START SELECTED EXTRACT

Wednesday, February 10, 2016

EEM2016 Electricity Price Forecasting Competition

Electricity price forecasting is a very difficult problem. Although electricity demand is a major driving factor of the prices most of the time, the price spikes, which happen only a few hours in a year, are typically the result of many factors, such as transmission congestion, generation outages and behaviors of market participants. Moreover, these spiky periods may put the power companies into higher risk than the risk of off-peak periods combined.

Most academic studies are focusing on statistical and artificial intelligence techniques, which can hardly predict the spikes accurately in practice. On the other hand, simulation methods that involves modeling of the market and power flows usually require very specialized skills and software packages, which can be too expensive to implement to some organizations. Check out my Foresight article (Energy Forecasting: Past, Present and Future) for a bit more discussion on electricity price forecasting, or Rafal Weron's review paper on price forecasting for an even more comprehensive discussion.

When organizing GEFCom2014, we were hoping to launch a realistic price forecasting track. Due to various constraints, we finally decided to launch a simplified version - forecasting electricity prices based on historical prices and load, and load forecasts. Nevertheless, organizing a "real" price forecasting has been on my wishlist since then.

This afternoon I received an email from Claudio Monteiro introducing a price forecasting competition they are organizing as part of the the 13th European Energy Market Conference (EEM2016) activities. They are taking the price forecasting competition to the next level, by making it realistic and similar to the real-world settings. Anyway, I'm so delighted and excited to spread the message here:
The EEM2016 Organizing Committee in collaboration with SmartWatt are launching a price forecast competition. The objective is to provide a dynamic and realistic gaming context, to involve the scientific, academic and industry community in order to address a real price forecast problem.

END SELECTED EXTRACT
START DATA TO EXAMINE

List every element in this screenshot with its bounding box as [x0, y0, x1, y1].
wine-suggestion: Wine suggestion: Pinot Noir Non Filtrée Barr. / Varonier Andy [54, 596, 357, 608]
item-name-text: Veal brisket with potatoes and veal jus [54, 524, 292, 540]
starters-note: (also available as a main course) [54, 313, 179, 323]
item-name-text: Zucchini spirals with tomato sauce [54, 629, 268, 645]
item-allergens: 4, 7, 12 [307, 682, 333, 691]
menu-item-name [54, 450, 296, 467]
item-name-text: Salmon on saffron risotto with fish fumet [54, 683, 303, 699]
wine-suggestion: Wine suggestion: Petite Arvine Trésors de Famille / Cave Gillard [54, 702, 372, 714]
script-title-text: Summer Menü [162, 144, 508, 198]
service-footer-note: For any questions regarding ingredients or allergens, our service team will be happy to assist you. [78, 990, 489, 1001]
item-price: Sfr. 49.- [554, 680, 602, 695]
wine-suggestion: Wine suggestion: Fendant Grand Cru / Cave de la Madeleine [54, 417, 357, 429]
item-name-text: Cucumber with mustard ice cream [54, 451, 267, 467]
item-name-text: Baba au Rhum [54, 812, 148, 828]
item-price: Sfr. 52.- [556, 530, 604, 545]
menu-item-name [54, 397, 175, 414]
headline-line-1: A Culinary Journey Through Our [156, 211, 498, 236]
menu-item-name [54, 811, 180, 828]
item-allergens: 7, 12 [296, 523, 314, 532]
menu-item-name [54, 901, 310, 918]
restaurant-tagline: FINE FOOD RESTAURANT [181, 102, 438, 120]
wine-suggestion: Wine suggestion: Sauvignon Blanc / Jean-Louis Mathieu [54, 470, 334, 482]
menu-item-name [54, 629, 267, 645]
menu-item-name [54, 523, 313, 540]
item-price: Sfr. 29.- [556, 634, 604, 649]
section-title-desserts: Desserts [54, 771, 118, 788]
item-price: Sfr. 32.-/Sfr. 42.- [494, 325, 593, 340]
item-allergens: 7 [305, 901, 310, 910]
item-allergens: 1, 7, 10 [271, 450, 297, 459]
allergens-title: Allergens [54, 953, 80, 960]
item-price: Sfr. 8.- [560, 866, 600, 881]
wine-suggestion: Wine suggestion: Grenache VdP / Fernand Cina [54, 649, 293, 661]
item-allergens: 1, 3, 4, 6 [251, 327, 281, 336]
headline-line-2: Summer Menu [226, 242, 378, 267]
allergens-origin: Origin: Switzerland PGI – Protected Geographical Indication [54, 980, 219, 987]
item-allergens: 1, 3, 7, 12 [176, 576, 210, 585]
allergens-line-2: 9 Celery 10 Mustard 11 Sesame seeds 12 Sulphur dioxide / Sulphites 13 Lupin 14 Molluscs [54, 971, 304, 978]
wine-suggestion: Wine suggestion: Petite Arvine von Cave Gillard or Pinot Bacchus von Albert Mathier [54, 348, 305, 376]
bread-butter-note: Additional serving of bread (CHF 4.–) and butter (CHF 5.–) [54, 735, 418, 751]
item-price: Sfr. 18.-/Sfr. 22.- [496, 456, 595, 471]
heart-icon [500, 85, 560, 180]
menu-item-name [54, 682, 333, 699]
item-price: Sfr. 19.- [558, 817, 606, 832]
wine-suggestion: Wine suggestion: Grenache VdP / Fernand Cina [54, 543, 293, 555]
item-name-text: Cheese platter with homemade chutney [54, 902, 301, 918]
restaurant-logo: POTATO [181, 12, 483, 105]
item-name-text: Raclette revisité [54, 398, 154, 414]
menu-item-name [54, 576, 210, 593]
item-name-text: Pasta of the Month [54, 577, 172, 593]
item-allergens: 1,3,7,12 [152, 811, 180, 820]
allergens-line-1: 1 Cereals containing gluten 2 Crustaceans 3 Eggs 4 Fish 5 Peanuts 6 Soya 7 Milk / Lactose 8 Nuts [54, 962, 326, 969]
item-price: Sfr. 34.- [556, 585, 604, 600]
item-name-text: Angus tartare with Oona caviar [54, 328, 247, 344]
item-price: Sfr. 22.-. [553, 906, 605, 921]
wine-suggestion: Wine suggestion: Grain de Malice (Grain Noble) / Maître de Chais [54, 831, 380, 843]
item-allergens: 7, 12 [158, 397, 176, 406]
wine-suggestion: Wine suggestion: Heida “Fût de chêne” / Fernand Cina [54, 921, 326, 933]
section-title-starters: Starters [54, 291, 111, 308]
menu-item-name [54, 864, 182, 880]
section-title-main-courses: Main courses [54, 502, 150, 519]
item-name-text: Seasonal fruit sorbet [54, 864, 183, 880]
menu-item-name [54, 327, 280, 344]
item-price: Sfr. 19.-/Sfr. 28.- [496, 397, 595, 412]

END DATA TO EXAMINE

QUESTIONS ON THE MATERIAL:
1. In the electricity price forecasting post, which organization is working with the EEM2016 Organizing Committee to launch the competition?
2. Reproduce the electricity price forecasting post from "Electricity price forecasting is" up to and including "off-peak periods combined.", but switch "outages" to "failures".
The listing has no connection to the blog post on electricity price forecasting.

ANSWER LIST:
1. SmartWatt

2.
Electricity price forecasting is a very difficult problem. Although electricity demand is a major driving factor of the prices most of the time, the price spikes, which happen only a few hours in a year, are typically the result of many factors, such as transmission congestion, generation failures and behaviors of market participants. Moreover, these spiky periods may put the power companies into higher risk than the risk of off-peak periods combined.